# Provided material start

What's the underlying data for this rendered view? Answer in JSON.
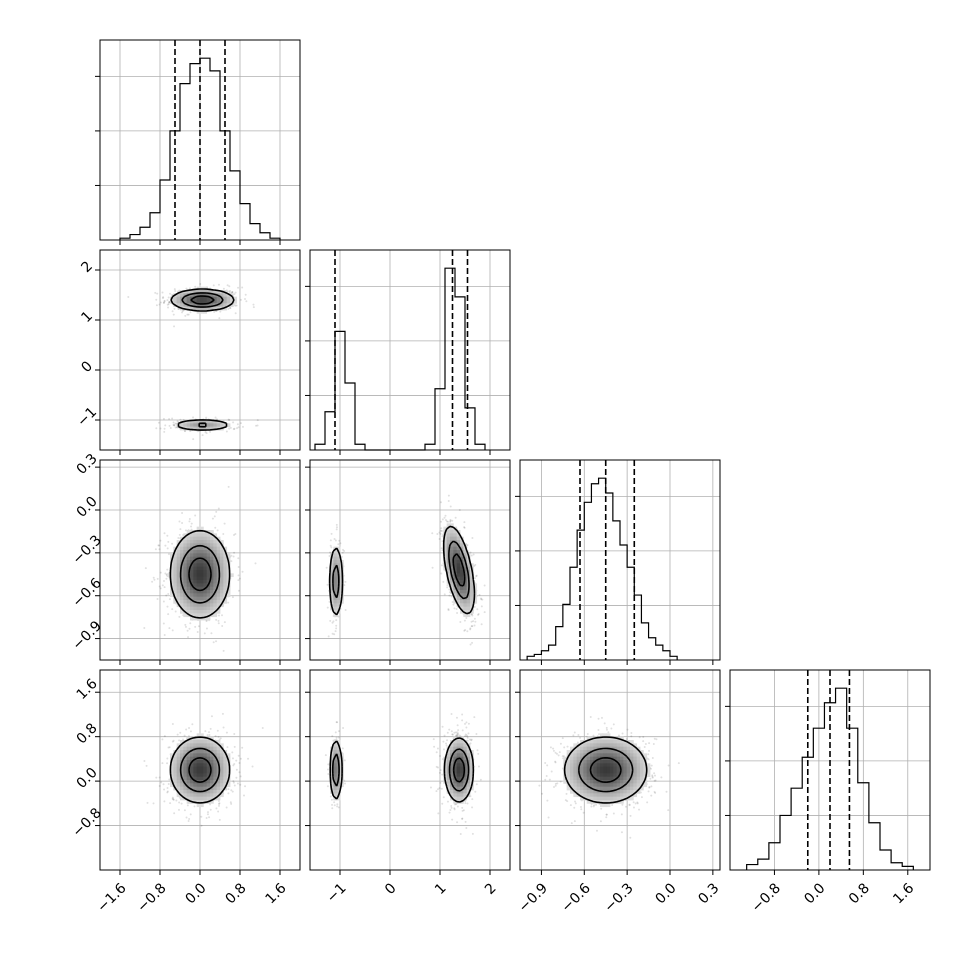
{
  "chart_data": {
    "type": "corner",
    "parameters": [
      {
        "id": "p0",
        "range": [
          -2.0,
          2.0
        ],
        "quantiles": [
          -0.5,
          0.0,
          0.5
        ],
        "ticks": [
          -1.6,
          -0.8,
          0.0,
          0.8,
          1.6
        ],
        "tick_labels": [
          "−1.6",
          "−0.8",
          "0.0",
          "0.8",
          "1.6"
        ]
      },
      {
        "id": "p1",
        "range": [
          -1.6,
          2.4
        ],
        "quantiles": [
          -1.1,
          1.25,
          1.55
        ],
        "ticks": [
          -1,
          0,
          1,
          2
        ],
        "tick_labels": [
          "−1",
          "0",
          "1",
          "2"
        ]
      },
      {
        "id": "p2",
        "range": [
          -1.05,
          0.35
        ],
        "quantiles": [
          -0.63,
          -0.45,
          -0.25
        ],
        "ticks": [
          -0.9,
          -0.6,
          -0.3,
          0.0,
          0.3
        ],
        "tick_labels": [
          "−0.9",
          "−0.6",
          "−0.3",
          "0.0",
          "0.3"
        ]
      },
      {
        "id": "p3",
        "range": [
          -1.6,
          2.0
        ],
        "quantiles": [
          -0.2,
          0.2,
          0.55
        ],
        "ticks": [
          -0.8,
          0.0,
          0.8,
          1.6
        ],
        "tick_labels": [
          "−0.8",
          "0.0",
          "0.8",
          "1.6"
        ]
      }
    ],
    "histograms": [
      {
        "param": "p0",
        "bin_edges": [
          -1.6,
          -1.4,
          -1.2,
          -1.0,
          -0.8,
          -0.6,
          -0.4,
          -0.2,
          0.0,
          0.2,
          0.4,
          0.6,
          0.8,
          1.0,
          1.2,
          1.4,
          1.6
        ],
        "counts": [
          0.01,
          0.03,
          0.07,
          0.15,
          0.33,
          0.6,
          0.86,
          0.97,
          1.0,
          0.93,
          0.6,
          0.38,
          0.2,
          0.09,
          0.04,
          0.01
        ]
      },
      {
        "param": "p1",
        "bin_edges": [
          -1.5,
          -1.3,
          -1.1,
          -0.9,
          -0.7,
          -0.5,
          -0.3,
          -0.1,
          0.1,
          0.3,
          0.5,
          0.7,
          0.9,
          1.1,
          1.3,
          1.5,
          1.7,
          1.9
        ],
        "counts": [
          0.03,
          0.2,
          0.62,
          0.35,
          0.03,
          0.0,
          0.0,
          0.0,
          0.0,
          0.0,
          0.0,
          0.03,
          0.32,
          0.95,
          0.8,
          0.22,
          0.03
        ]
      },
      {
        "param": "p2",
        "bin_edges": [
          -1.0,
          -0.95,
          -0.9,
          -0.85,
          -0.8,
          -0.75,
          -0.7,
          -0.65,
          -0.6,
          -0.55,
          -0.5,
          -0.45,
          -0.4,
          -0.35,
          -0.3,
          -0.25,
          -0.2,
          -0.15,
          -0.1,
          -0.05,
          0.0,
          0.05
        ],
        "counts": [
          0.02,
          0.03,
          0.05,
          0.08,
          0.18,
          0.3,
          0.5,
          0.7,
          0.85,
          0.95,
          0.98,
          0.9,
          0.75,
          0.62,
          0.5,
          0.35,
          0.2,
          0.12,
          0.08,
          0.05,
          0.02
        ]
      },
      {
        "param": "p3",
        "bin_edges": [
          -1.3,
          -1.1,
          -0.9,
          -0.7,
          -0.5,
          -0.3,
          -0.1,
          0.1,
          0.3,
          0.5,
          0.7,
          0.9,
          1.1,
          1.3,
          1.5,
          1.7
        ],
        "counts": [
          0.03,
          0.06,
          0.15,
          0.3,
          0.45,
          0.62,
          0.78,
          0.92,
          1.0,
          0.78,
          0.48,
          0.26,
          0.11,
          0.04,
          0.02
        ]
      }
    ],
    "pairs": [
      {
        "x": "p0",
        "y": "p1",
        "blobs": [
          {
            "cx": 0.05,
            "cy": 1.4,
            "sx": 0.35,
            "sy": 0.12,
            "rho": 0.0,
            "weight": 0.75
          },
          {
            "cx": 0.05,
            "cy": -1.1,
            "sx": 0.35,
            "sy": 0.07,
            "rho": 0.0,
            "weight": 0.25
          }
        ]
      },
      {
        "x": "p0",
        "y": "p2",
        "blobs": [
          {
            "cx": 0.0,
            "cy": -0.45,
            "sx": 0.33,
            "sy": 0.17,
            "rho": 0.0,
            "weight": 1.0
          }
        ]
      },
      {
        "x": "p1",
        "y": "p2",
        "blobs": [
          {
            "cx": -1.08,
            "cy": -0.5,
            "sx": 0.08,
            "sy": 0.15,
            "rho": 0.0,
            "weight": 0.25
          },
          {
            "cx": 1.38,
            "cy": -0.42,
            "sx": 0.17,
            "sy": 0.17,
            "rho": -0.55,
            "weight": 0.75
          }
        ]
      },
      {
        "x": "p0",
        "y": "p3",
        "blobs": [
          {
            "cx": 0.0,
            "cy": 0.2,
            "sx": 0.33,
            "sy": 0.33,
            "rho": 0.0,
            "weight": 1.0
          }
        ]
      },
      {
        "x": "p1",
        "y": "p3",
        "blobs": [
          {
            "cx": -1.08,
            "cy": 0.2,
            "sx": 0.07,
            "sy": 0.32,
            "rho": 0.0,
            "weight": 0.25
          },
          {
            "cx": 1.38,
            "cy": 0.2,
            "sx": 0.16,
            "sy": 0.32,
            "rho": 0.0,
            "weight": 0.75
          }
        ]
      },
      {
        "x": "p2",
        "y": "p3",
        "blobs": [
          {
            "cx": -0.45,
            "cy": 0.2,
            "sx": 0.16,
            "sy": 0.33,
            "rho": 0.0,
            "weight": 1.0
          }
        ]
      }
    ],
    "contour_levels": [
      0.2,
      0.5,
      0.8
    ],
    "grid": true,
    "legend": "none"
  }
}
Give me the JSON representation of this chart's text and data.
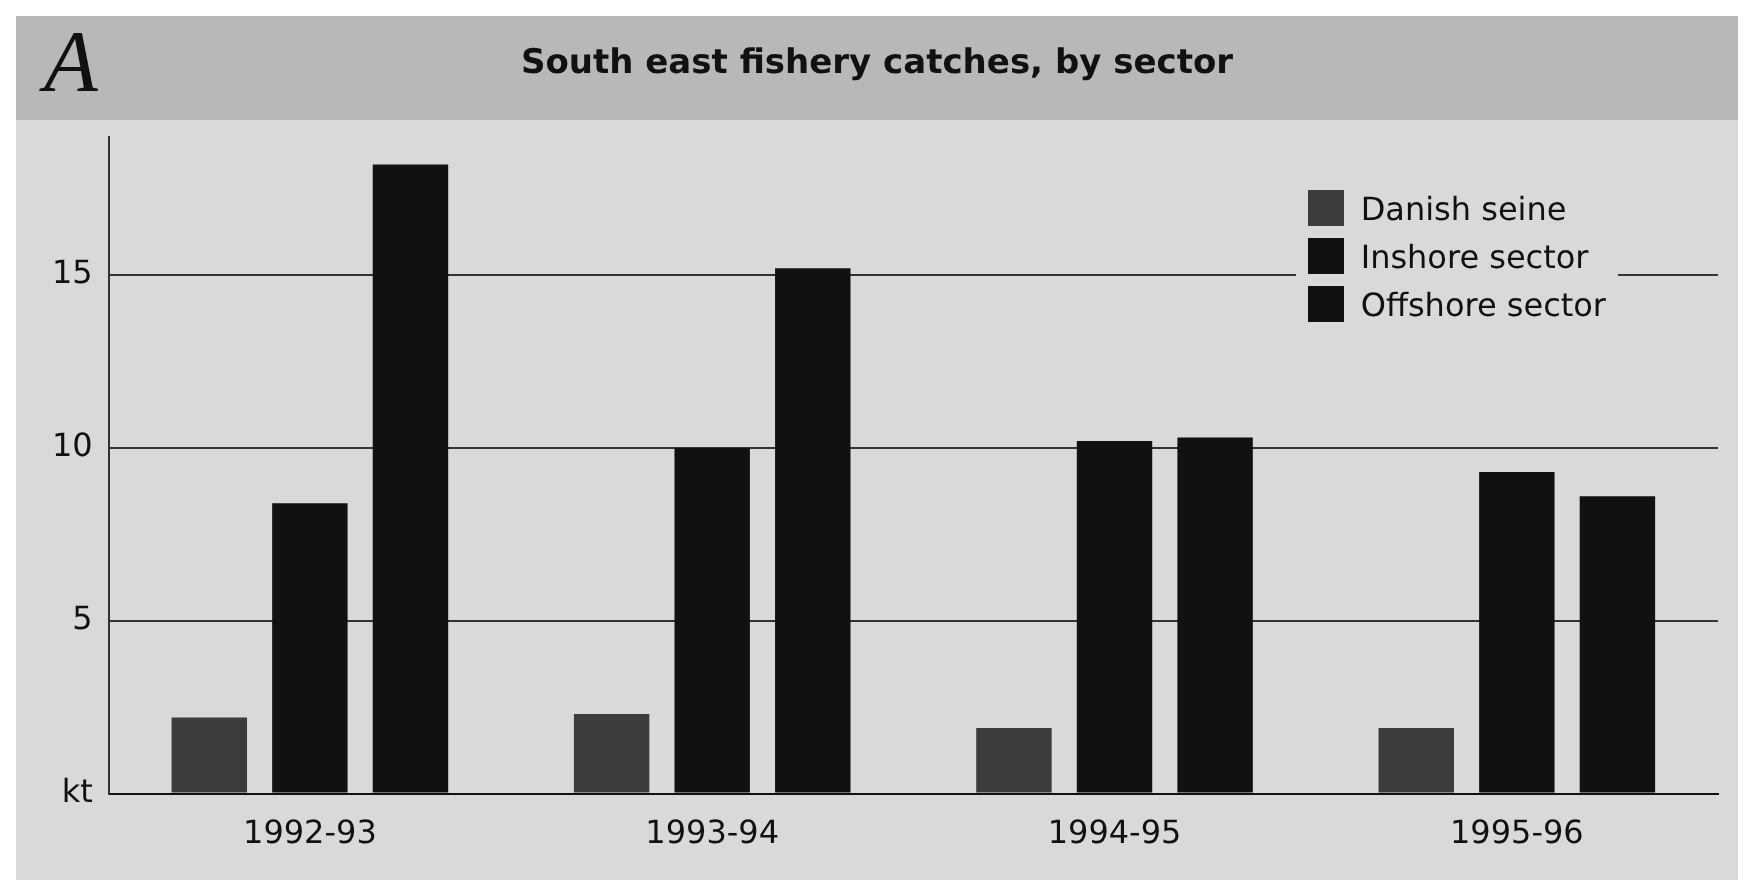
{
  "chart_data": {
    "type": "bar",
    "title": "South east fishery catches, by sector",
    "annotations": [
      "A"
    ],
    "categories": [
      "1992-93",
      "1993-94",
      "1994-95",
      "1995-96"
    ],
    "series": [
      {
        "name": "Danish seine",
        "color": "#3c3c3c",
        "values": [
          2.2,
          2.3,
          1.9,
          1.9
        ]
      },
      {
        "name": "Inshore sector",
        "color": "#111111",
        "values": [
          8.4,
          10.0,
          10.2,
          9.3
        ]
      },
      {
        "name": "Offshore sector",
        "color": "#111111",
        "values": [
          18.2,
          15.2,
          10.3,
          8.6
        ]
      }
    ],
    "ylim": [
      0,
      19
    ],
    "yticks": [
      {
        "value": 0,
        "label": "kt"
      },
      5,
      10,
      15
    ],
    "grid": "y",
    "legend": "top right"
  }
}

# Provided material end

Direction: Repeat the preceding records precisely, and leave every picture out of the copy.

Right answer:
What's the underlying data for this rendered view? Answer in JSON.
{
  "chart_data": {
    "type": "corner",
    "parameters": [
      {
        "id": "p0",
        "range": [
          -2.0,
          2.0
        ],
        "quantiles": [
          -0.5,
          0.0,
          0.5
        ],
        "ticks": [
          -1.6,
          -0.8,
          0.0,
          0.8,
          1.6
        ],
        "tick_labels": [
          "−1.6",
          "−0.8",
          "0.0",
          "0.8",
          "1.6"
        ]
      },
      {
        "id": "p1",
        "range": [
          -1.6,
          2.4
        ],
        "quantiles": [
          -1.1,
          1.25,
          1.55
        ],
        "ticks": [
          -1,
          0,
          1,
          2
        ],
        "tick_labels": [
          "−1",
          "0",
          "1",
          "2"
        ]
      },
      {
        "id": "p2",
        "range": [
          -1.05,
          0.35
        ],
        "quantiles": [
          -0.63,
          -0.45,
          -0.25
        ],
        "ticks": [
          -0.9,
          -0.6,
          -0.3,
          0.0,
          0.3
        ],
        "tick_labels": [
          "−0.9",
          "−0.6",
          "−0.3",
          "0.0",
          "0.3"
        ]
      },
      {
        "id": "p3",
        "range": [
          -1.6,
          2.0
        ],
        "quantiles": [
          -0.2,
          0.2,
          0.55
        ],
        "ticks": [
          -0.8,
          0.0,
          0.8,
          1.6
        ],
        "tick_labels": [
          "−0.8",
          "0.0",
          "0.8",
          "1.6"
        ]
      }
    ],
    "histograms": [
      {
        "param": "p0",
        "bin_edges": [
          -1.6,
          -1.4,
          -1.2,
          -1.0,
          -0.8,
          -0.6,
          -0.4,
          -0.2,
          0.0,
          0.2,
          0.4,
          0.6,
          0.8,
          1.0,
          1.2,
          1.4,
          1.6
        ],
        "counts": [
          0.01,
          0.03,
          0.07,
          0.15,
          0.33,
          0.6,
          0.86,
          0.97,
          1.0,
          0.93,
          0.6,
          0.38,
          0.2,
          0.09,
          0.04,
          0.01
        ]
      },
      {
        "param": "p1",
        "bin_edges": [
          -1.5,
          -1.3,
          -1.1,
          -0.9,
          -0.7,
          -0.5,
          -0.3,
          -0.1,
          0.1,
          0.3,
          0.5,
          0.7,
          0.9,
          1.1,
          1.3,
          1.5,
          1.7,
          1.9
        ],
        "counts": [
          0.03,
          0.2,
          0.62,
          0.35,
          0.03,
          0.0,
          0.0,
          0.0,
          0.0,
          0.0,
          0.0,
          0.03,
          0.32,
          0.95,
          0.8,
          0.22,
          0.03
        ]
      },
      {
        "param": "p2",
        "bin_edges": [
          -1.0,
          -0.95,
          -0.9,
          -0.85,
          -0.8,
          -0.75,
          -0.7,
          -0.65,
          -0.6,
          -0.55,
          -0.5,
          -0.45,
          -0.4,
          -0.35,
          -0.3,
          -0.25,
          -0.2,
          -0.15,
          -0.1,
          -0.05,
          0.0,
          0.05
        ],
        "counts": [
          0.02,
          0.03,
          0.05,
          0.08,
          0.18,
          0.3,
          0.5,
          0.7,
          0.85,
          0.95,
          0.98,
          0.9,
          0.75,
          0.62,
          0.5,
          0.35,
          0.2,
          0.12,
          0.08,
          0.05,
          0.02
        ]
      },
      {
        "param": "p3",
        "bin_edges": [
          -1.3,
          -1.1,
          -0.9,
          -0.7,
          -0.5,
          -0.3,
          -0.1,
          0.1,
          0.3,
          0.5,
          0.7,
          0.9,
          1.1,
          1.3,
          1.5,
          1.7
        ],
        "counts": [
          0.03,
          0.06,
          0.15,
          0.3,
          0.45,
          0.62,
          0.78,
          0.92,
          1.0,
          0.78,
          0.48,
          0.26,
          0.11,
          0.04,
          0.02
        ]
      }
    ],
    "pairs": [
      {
        "x": "p0",
        "y": "p1",
        "blobs": [
          {
            "cx": 0.05,
            "cy": 1.4,
            "sx": 0.35,
            "sy": 0.12,
            "rho": 0.0,
            "weight": 0.75
          },
          {
            "cx": 0.05,
            "cy": -1.1,
            "sx": 0.35,
            "sy": 0.07,
            "rho": 0.0,
            "weight": 0.25
          }
        ]
      },
      {
        "x": "p0",
        "y": "p2",
        "blobs": [
          {
            "cx": 0.0,
            "cy": -0.45,
            "sx": 0.33,
            "sy": 0.17,
            "rho": 0.0,
            "weight": 1.0
          }
        ]
      },
      {
        "x": "p1",
        "y": "p2",
        "blobs": [
          {
            "cx": -1.08,
            "cy": -0.5,
            "sx": 0.08,
            "sy": 0.15,
            "rho": 0.0,
            "weight": 0.25
          },
          {
            "cx": 1.38,
            "cy": -0.42,
            "sx": 0.17,
            "sy": 0.17,
            "rho": -0.55,
            "weight": 0.75
          }
        ]
      },
      {
        "x": "p0",
        "y": "p3",
        "blobs": [
          {
            "cx": 0.0,
            "cy": 0.2,
            "sx": 0.33,
            "sy": 0.33,
            "rho": 0.0,
            "weight": 1.0
          }
        ]
      },
      {
        "x": "p1",
        "y": "p3",
        "blobs": [
          {
            "cx": -1.08,
            "cy": 0.2,
            "sx": 0.07,
            "sy": 0.32,
            "rho": 0.0,
            "weight": 0.25
          },
          {
            "cx": 1.38,
            "cy": 0.2,
            "sx": 0.16,
            "sy": 0.32,
            "rho": 0.0,
            "weight": 0.75
          }
        ]
      },
      {
        "x": "p2",
        "y": "p3",
        "blobs": [
          {
            "cx": -0.45,
            "cy": 0.2,
            "sx": 0.16,
            "sy": 0.33,
            "rho": 0.0,
            "weight": 1.0
          }
        ]
      }
    ],
    "contour_levels": [
      0.2,
      0.5,
      0.8
    ],
    "grid": true,
    "legend": "none"
  }
}
Give me the JSON representation of this chart's text and data.
{
  "chart_data": {
    "type": "bar",
    "title": "South east fishery catches, by sector",
    "annotations": [
      "A"
    ],
    "categories": [
      "1992-93",
      "1993-94",
      "1994-95",
      "1995-96"
    ],
    "series": [
      {
        "name": "Danish seine",
        "color": "#3c3c3c",
        "values": [
          2.2,
          2.3,
          1.9,
          1.9
        ]
      },
      {
        "name": "Inshore sector",
        "color": "#111111",
        "values": [
          8.4,
          10.0,
          10.2,
          9.3
        ]
      },
      {
        "name": "Offshore sector",
        "color": "#111111",
        "values": [
          18.2,
          15.2,
          10.3,
          8.6
        ]
      }
    ],
    "ylim": [
      0,
      19
    ],
    "yticks": [
      {
        "value": 0,
        "label": "kt"
      },
      5,
      10,
      15
    ],
    "grid": "y",
    "legend": "top right"
  }
}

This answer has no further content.